Short task
Images do not belong in the copy. Retype all the entries below exactly.
== Listed entries
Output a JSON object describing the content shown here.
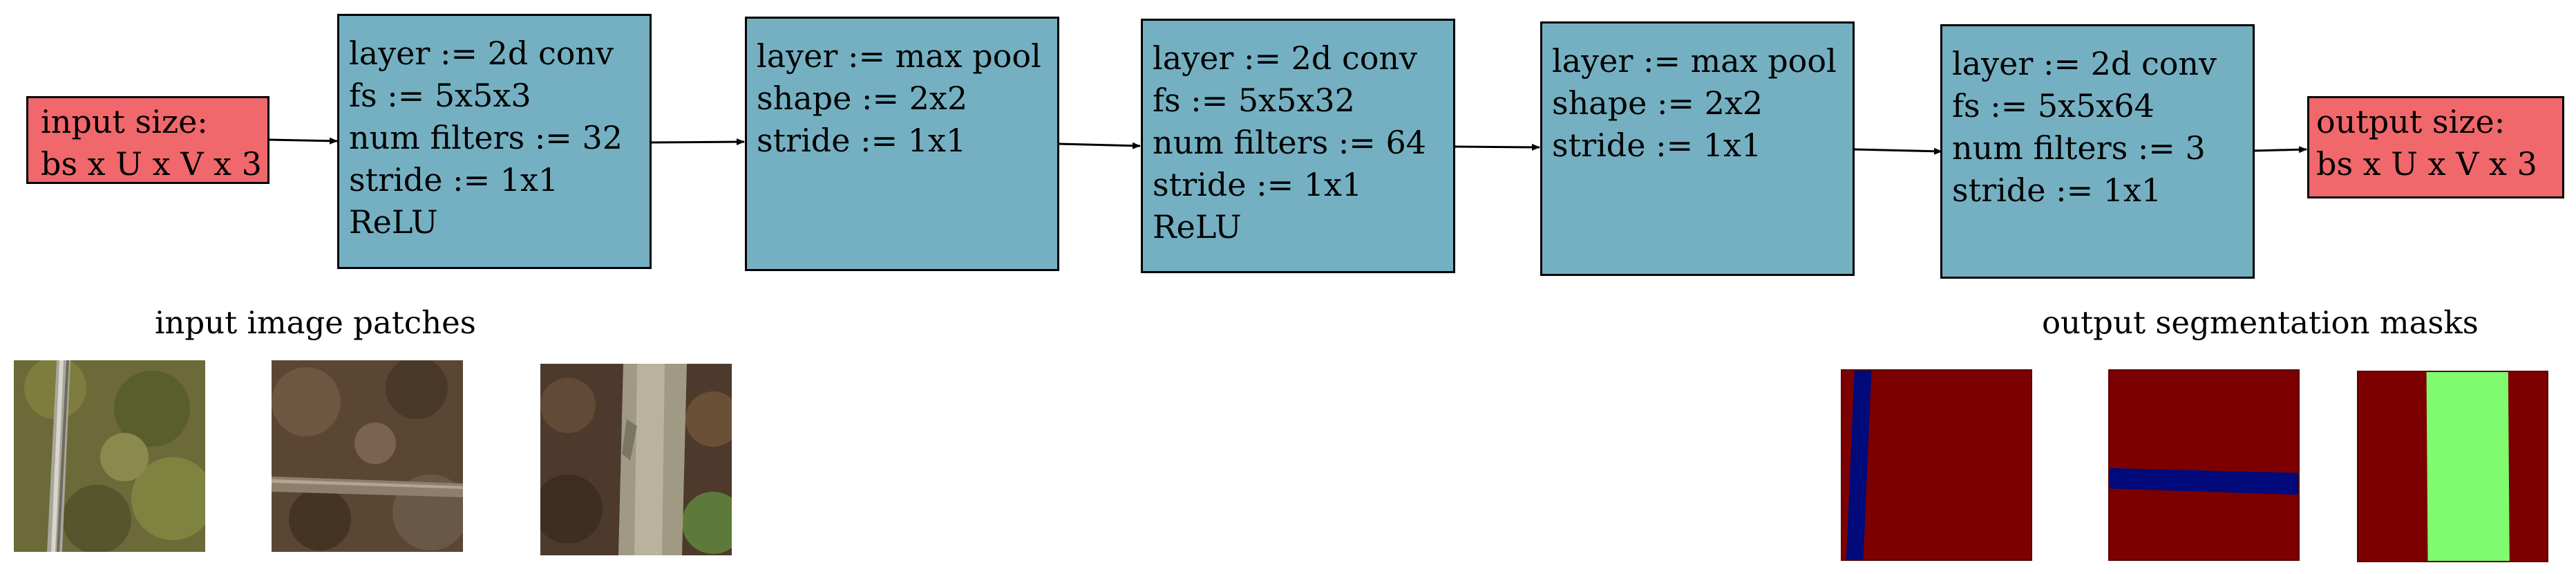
{
  "input_box": {
    "lines": [
      "input size:",
      "bs x U x V x 3"
    ],
    "color": "#f0686c"
  },
  "layers": [
    {
      "lines": [
        "layer := 2d conv",
        "fs := 5x5x3",
        "num filters := 32",
        "stride := 1x1",
        "ReLU"
      ]
    },
    {
      "lines": [
        "layer := max pool",
        "shape := 2x2",
        "stride := 1x1"
      ]
    },
    {
      "lines": [
        "layer := 2d conv",
        "fs := 5x5x32",
        "num filters := 64",
        "stride := 1x1",
        "ReLU"
      ]
    },
    {
      "lines": [
        "layer := max pool",
        "shape := 2x2",
        "stride := 1x1"
      ]
    },
    {
      "lines": [
        "layer := 2d conv",
        "fs := 5x5x64",
        "num filters := 3",
        "stride := 1x1"
      ]
    }
  ],
  "layer_color": "#74b0c2",
  "output_box": {
    "lines": [
      "output size:",
      "bs x U x V x 3"
    ],
    "color": "#f0686c"
  },
  "captions": {
    "input_patches": "input image patches",
    "output_masks": "output segmentation masks"
  },
  "mask_colors": {
    "background": "#7d0000",
    "class_blue": "#000a7a",
    "class_green": "#80fa6e"
  }
}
====
Response below
Output a JSON object describing the content shown here.
{
  "input_box": {
    "lines": [
      "input size:",
      "bs x U x V x 3"
    ],
    "color": "#f0686c"
  },
  "layers": [
    {
      "lines": [
        "layer := 2d conv",
        "fs := 5x5x3",
        "num filters := 32",
        "stride := 1x1",
        "ReLU"
      ]
    },
    {
      "lines": [
        "layer := max pool",
        "shape := 2x2",
        "stride := 1x1"
      ]
    },
    {
      "lines": [
        "layer := 2d conv",
        "fs := 5x5x32",
        "num filters := 64",
        "stride := 1x1",
        "ReLU"
      ]
    },
    {
      "lines": [
        "layer := max pool",
        "shape := 2x2",
        "stride := 1x1"
      ]
    },
    {
      "lines": [
        "layer := 2d conv",
        "fs := 5x5x64",
        "num filters := 3",
        "stride := 1x1"
      ]
    }
  ],
  "layer_color": "#74b0c2",
  "output_box": {
    "lines": [
      "output size:",
      "bs x U x V x 3"
    ],
    "color": "#f0686c"
  },
  "captions": {
    "input_patches": "input image patches",
    "output_masks": "output segmentation masks"
  },
  "mask_colors": {
    "background": "#7d0000",
    "class_blue": "#000a7a",
    "class_green": "#80fa6e"
  }
}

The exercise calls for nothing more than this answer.